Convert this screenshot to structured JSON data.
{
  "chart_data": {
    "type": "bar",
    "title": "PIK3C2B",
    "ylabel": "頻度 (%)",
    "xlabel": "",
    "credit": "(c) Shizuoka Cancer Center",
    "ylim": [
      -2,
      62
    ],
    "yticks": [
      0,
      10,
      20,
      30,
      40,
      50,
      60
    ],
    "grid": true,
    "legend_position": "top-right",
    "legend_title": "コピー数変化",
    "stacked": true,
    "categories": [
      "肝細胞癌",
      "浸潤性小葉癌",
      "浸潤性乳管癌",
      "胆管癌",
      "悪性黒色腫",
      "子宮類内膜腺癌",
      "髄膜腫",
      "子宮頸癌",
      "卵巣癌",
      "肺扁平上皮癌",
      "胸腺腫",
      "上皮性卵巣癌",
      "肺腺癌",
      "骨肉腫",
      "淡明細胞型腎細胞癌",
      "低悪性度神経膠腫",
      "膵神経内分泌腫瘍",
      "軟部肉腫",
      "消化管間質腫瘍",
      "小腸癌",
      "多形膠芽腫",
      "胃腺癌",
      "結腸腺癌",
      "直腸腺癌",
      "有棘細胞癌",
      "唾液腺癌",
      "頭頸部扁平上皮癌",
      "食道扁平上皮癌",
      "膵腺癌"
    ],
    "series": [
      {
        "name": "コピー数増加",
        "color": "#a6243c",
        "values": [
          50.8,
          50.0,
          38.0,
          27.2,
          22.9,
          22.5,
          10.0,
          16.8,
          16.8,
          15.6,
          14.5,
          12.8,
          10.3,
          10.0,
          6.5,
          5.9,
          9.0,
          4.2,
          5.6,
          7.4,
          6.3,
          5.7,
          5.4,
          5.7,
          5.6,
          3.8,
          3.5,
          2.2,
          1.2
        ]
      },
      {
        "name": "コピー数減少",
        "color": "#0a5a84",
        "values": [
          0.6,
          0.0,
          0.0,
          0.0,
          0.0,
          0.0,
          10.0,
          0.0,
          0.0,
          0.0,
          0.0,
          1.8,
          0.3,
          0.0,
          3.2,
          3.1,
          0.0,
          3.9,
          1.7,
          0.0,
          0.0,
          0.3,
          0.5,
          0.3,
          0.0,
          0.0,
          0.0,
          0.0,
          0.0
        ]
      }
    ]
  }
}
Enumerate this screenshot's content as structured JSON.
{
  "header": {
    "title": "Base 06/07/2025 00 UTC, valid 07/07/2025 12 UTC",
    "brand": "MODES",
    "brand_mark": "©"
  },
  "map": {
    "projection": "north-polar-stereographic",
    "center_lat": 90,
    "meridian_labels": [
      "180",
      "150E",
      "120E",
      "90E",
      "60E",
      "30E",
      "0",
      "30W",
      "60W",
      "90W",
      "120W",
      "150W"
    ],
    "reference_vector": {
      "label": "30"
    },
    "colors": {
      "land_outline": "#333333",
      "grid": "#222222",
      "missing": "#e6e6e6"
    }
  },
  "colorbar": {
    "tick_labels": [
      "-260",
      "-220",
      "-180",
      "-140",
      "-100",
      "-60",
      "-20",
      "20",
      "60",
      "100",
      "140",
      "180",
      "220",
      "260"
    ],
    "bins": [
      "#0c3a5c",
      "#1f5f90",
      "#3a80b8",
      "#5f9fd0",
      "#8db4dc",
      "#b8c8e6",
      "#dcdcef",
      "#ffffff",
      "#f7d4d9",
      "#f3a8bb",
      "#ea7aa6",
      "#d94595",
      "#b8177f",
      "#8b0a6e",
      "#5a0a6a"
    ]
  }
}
= = =
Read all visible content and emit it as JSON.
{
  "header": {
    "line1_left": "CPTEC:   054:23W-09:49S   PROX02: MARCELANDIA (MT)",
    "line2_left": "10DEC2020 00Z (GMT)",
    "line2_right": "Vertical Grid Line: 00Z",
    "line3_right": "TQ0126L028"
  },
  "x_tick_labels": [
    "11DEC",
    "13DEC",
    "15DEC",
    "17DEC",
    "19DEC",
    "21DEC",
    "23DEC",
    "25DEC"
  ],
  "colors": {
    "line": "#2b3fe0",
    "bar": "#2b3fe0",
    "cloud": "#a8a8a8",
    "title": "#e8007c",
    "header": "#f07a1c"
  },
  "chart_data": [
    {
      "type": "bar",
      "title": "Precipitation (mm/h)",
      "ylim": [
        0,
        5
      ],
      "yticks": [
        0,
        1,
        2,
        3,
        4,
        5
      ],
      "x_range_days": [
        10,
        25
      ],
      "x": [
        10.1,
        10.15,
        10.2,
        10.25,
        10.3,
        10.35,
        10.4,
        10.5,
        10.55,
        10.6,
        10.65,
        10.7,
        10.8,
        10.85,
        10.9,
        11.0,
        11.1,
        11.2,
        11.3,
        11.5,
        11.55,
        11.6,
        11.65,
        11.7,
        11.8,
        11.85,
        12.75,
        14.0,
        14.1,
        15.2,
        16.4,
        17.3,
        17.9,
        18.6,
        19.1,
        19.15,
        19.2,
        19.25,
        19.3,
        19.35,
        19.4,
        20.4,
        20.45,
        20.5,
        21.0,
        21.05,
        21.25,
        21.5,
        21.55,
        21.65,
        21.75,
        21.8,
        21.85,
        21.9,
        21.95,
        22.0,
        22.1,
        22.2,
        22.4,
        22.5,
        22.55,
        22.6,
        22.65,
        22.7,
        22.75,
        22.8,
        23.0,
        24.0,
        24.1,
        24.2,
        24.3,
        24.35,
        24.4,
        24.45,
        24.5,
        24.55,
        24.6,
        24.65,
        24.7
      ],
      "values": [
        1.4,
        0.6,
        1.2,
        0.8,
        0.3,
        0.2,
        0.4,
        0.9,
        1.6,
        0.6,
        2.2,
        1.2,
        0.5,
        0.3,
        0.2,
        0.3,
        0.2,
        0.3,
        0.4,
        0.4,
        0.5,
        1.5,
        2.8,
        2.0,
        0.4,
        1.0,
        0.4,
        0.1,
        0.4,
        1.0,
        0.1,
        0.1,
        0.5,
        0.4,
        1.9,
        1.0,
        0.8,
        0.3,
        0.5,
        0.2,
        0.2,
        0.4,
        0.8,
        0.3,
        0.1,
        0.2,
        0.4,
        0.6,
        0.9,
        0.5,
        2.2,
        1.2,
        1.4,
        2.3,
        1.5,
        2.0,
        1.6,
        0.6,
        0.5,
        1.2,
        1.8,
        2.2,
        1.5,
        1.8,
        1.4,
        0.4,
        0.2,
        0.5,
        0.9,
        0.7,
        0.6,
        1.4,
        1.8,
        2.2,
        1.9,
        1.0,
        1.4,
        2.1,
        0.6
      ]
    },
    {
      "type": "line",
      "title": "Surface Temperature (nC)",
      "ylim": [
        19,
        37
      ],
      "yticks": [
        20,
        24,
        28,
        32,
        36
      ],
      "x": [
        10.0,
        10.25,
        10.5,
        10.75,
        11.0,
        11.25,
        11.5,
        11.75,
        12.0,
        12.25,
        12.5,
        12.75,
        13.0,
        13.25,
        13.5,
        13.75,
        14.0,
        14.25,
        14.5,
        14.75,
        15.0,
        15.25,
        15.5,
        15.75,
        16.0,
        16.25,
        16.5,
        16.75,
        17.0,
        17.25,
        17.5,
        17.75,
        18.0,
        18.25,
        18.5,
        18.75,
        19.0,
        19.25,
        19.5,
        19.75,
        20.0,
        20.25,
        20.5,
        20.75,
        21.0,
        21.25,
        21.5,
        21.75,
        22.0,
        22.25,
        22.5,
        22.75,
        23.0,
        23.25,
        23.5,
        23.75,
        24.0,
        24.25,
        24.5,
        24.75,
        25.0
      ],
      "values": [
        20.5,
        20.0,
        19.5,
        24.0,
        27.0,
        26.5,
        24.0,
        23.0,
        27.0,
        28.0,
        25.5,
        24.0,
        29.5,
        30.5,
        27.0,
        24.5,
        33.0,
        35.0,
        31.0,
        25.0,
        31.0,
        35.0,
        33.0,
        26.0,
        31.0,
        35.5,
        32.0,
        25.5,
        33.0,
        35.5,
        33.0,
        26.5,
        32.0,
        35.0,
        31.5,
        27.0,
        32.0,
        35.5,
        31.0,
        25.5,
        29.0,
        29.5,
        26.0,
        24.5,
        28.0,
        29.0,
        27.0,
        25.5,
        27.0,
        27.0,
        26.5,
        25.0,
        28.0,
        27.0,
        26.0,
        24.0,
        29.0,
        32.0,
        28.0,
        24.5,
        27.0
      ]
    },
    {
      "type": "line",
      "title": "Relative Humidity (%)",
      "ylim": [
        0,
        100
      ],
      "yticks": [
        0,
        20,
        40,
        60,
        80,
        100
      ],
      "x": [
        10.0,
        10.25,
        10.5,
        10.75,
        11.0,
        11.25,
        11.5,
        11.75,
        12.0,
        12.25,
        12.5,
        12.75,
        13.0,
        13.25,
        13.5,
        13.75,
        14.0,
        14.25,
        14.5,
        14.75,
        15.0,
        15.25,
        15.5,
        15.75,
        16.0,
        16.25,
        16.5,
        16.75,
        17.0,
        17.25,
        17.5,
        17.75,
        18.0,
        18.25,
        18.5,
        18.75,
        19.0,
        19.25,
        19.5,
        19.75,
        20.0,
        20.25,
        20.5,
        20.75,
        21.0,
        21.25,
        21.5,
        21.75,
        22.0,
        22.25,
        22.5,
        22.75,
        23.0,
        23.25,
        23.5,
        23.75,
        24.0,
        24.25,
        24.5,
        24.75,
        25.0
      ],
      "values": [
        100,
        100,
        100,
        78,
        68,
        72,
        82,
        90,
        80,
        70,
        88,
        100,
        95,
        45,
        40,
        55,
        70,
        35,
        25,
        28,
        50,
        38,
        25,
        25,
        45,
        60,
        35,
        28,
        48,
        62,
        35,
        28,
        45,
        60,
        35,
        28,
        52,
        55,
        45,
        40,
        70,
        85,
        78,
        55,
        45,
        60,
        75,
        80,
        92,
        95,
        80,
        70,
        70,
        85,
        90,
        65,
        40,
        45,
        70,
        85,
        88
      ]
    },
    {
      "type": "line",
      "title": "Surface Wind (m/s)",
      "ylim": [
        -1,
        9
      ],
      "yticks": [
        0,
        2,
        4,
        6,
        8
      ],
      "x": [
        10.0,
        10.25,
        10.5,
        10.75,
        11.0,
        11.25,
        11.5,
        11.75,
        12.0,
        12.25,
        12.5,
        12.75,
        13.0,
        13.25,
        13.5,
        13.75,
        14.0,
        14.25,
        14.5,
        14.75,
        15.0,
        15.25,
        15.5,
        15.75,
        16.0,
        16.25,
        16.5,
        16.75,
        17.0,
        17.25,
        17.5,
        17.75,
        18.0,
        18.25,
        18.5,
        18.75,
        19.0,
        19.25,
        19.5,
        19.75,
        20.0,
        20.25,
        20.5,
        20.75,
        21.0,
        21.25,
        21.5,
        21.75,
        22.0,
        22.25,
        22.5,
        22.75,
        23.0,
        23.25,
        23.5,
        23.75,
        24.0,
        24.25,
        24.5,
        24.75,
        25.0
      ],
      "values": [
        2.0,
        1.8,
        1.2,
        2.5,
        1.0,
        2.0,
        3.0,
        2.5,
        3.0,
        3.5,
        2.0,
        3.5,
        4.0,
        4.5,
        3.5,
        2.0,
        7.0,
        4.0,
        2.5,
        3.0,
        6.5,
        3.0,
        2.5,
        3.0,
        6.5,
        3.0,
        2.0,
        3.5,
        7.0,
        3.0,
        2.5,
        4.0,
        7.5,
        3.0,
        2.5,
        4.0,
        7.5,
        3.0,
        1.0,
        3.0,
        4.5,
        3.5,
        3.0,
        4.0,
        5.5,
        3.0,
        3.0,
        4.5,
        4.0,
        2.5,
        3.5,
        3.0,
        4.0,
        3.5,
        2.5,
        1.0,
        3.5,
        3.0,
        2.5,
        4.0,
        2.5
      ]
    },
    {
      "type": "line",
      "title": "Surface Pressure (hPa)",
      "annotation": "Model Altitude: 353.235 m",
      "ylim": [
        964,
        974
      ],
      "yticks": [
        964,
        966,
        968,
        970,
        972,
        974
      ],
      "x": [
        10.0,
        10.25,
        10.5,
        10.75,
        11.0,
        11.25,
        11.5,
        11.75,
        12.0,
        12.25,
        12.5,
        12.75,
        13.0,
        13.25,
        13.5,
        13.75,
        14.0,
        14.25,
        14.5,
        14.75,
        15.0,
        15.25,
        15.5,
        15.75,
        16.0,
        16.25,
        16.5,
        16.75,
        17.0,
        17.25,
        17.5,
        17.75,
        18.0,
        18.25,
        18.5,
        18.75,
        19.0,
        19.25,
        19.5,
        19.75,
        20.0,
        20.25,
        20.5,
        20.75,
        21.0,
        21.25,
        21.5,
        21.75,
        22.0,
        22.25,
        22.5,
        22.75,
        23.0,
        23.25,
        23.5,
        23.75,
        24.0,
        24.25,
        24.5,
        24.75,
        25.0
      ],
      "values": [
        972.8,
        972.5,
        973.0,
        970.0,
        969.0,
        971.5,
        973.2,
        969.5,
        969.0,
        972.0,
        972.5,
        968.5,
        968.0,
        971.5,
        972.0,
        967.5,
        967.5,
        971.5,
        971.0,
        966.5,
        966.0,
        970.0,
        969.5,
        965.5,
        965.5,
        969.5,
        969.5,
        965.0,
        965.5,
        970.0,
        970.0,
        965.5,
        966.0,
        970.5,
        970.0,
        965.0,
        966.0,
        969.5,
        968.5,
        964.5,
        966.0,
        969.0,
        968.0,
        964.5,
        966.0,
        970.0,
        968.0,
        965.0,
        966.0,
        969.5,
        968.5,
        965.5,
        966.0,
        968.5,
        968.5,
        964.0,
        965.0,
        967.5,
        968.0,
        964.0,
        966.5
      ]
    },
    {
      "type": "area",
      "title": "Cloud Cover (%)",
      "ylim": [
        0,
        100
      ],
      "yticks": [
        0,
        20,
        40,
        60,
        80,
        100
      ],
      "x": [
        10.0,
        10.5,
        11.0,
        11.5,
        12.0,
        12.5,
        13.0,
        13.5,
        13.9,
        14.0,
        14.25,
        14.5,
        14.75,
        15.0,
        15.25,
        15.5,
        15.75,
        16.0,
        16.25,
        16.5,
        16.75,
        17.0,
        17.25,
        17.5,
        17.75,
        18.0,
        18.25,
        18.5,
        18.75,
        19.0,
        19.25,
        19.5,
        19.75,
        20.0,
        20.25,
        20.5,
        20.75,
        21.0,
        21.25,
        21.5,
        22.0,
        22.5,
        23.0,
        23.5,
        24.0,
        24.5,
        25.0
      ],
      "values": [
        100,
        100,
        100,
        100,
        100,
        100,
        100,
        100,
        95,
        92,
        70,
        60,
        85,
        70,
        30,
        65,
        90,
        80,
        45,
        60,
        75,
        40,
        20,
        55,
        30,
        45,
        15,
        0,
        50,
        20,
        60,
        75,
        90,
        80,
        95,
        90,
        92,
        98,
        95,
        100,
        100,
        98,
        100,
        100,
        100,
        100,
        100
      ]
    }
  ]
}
= = =
• Task objective
Of all the lines in the listing above, how many contain the word "this"? Answer with the number alone.

• Exercise solution
2